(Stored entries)
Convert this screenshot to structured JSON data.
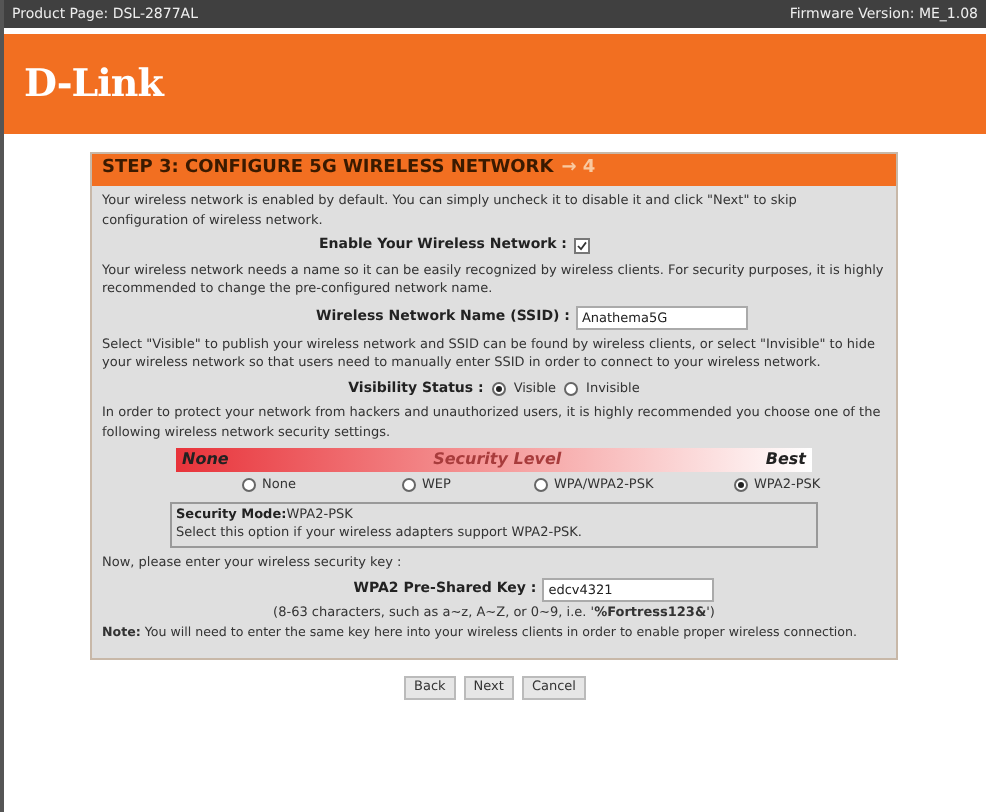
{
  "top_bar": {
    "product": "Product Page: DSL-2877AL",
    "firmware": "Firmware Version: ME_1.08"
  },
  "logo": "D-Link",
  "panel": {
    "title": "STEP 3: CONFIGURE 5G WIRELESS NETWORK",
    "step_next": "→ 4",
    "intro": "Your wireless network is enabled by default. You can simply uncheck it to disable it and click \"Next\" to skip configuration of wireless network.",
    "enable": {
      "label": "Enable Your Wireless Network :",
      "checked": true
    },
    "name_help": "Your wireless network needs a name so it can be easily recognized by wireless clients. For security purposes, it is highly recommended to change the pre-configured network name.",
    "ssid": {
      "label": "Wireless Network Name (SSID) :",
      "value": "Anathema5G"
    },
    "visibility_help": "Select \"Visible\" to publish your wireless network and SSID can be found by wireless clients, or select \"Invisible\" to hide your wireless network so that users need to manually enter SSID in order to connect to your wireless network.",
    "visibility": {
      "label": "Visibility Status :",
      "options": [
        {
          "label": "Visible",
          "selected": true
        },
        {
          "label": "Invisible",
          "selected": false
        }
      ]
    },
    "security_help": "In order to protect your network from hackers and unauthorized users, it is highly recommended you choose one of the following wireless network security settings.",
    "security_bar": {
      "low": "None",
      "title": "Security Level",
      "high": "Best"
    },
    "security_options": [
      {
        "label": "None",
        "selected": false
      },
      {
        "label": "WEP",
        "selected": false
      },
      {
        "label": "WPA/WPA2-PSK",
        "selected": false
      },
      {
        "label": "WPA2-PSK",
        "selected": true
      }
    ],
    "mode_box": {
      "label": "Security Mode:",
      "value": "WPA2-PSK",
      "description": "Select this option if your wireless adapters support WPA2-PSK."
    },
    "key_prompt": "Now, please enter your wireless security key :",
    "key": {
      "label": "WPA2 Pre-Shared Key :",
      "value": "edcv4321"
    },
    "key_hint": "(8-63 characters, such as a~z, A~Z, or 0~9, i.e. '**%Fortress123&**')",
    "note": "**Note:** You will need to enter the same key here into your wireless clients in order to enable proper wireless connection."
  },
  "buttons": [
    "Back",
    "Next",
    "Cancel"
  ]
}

...

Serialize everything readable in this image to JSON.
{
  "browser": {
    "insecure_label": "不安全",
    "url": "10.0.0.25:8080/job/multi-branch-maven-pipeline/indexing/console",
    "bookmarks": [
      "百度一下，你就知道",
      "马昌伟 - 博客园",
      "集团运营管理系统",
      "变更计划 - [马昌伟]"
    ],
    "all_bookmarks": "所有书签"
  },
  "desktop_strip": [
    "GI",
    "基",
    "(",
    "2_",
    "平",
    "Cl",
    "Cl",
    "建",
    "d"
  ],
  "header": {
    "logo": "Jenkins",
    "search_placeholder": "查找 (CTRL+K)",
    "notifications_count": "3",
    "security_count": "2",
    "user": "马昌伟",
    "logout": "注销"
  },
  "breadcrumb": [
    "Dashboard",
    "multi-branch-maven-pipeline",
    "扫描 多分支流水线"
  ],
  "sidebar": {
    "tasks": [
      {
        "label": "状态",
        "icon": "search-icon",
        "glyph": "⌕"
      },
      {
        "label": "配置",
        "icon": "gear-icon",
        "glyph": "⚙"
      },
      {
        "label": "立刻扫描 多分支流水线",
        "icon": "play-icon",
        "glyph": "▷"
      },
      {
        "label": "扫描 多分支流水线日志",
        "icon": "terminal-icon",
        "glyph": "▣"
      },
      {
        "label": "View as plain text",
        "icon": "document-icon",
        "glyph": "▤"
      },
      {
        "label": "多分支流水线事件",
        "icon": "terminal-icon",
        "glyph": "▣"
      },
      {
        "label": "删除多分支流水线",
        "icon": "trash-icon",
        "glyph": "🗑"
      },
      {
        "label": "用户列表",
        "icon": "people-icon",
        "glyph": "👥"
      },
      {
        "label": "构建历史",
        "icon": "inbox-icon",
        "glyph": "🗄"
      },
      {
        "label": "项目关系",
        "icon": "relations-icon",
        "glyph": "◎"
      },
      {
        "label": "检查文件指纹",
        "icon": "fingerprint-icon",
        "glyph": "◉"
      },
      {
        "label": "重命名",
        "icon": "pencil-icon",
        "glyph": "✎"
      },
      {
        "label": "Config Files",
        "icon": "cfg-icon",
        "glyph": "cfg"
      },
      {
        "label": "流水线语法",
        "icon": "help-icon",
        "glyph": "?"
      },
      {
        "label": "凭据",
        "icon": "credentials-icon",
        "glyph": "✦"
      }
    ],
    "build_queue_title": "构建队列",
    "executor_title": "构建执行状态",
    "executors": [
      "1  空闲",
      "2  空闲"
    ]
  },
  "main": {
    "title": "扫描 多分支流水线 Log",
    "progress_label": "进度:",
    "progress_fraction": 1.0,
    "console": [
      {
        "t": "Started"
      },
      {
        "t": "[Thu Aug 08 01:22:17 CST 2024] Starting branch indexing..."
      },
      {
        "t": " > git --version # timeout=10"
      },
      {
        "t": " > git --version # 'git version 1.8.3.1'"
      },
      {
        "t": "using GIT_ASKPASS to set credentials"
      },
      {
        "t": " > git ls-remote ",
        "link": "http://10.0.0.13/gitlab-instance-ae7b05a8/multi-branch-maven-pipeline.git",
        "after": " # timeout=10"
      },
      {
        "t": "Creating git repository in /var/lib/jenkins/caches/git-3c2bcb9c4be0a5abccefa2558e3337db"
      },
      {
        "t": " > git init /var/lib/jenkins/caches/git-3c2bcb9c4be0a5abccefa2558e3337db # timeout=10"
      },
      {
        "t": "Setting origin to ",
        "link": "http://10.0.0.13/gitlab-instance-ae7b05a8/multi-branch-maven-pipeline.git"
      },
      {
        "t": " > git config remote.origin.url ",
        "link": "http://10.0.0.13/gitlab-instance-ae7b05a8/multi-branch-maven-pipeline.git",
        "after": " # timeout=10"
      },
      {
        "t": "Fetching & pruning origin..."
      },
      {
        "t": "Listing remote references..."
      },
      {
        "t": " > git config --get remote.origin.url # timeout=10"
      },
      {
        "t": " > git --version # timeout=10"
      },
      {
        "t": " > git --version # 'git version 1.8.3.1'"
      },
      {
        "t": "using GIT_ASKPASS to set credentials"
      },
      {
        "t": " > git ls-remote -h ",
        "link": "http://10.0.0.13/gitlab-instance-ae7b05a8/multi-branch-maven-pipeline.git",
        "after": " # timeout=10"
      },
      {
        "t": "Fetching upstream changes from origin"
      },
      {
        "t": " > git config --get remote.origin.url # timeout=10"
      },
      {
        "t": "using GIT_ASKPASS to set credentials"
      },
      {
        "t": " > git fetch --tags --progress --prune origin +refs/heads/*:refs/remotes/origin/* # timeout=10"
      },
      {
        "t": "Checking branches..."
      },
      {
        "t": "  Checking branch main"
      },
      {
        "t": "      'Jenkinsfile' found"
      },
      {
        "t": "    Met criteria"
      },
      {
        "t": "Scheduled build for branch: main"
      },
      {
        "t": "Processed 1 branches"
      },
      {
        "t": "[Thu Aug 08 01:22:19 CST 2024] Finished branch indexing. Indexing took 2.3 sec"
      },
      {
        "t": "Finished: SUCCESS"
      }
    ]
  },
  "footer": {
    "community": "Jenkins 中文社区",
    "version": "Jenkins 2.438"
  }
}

• Written problem: Which lines hold the word "Finished"? Return all of them from the records above.

• Result of the exercise:
        "t": "[Thu Aug 08 01:22:19 CST 2024] Finished branch indexing. Indexing took 2.3 sec"
        "t": "Finished: SUCCESS"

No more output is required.